(WRITTEN REQUEST) Format the lines of the records below as a numbered list, skipping any blank lines. Begin at the line that contains "home-button[interactable] (235, 952, 265, 982)" and stop after the line that contains "square-icon (108, 957, 128, 977)".

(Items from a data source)
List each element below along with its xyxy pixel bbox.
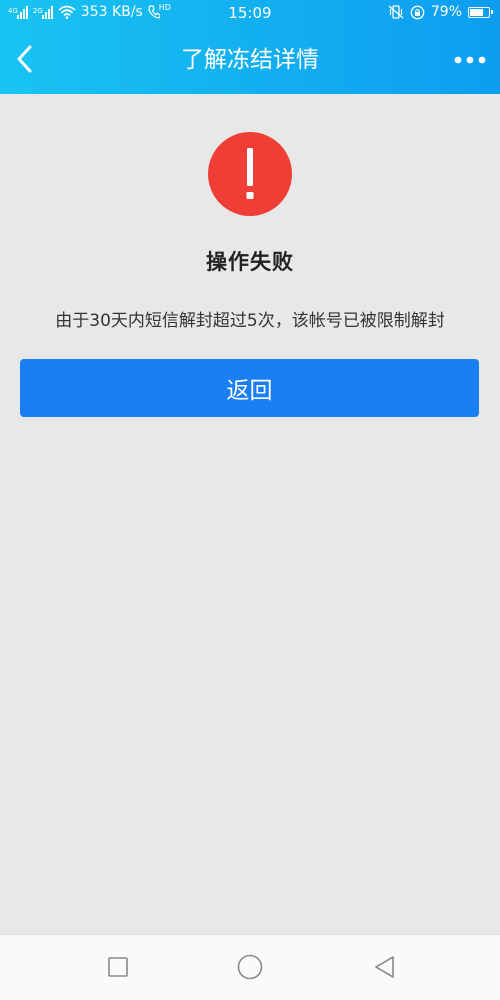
home-button[interactable] (235, 952, 265, 982)
page-title: 了解冻结详情 (181, 47, 319, 73)
battery-level-fill (470, 8, 484, 16)
system-nav-bar (0, 934, 500, 1000)
rotation-lock-icon (410, 5, 425, 19)
recent-apps-button[interactable] (103, 952, 133, 982)
status-right: 79% (388, 4, 493, 20)
more-dots-icon (454, 56, 486, 64)
status-bar: 4G 2G 353 KB/s HD 15:09 79% (0, 0, 500, 26)
battery-percent: 79% (430, 4, 462, 20)
triangle-back-icon (375, 956, 394, 978)
return-button[interactable]: 返回 (20, 359, 479, 417)
result-page: 操作失败 由于30天内短信解封超过5次，该帐号已被限制解封 返回 (0, 94, 500, 934)
header: 4G 2G 353 KB/s HD 15:09 79% 了解冻结详情 (0, 0, 500, 94)
result-description: 由于30天内短信解封超过5次，该帐号已被限制解封 (55, 311, 445, 331)
exclamation-circle-icon (208, 132, 292, 216)
square-icon (108, 957, 128, 977)
nav-bar: 了解冻结详情 (0, 26, 500, 94)
more-options-button[interactable] (448, 40, 492, 80)
result-title: 操作失败 (206, 250, 294, 274)
battery-icon (468, 6, 493, 18)
circle-icon (237, 954, 263, 980)
vibrate-icon (388, 5, 404, 19)
system-back-button[interactable] (369, 952, 399, 982)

(FINISHED TASK)
1. home-button[interactable] (235, 952, 265, 982)
2. page-title: 了解冻结详情 (181, 47, 319, 73)
3. battery-level-fill (470, 8, 484, 16)
4. system-nav-bar (0, 934, 500, 1000)
5. rotation-lock-icon (410, 5, 425, 19)
6. recent-apps-button[interactable] (103, 952, 133, 982)
7. status-right: 79% (388, 4, 493, 20)
8. more-dots-icon (454, 56, 486, 64)
9. status-bar: 4G 2G 353 KB/s HD 15:09 79% (0, 0, 500, 26)
10. battery-percent: 79% (430, 4, 462, 20)
11. triangle-back-icon (375, 956, 394, 978)
12. return-button[interactable]: 返回 (20, 359, 479, 417)
13. result-page: 操作失败 由于30天内短信解封超过5次，该帐号已被限制解封 返回 (0, 94, 500, 934)
14. header: 4G 2G 353 KB/s HD 15:09 79% 了解冻结详情 (0, 0, 500, 94)
15. result-description: 由于30天内短信解封超过5次，该帐号已被限制解封 (55, 311, 445, 331)
16. exclamation-circle-icon (208, 132, 292, 216)
17. square-icon (108, 957, 128, 977)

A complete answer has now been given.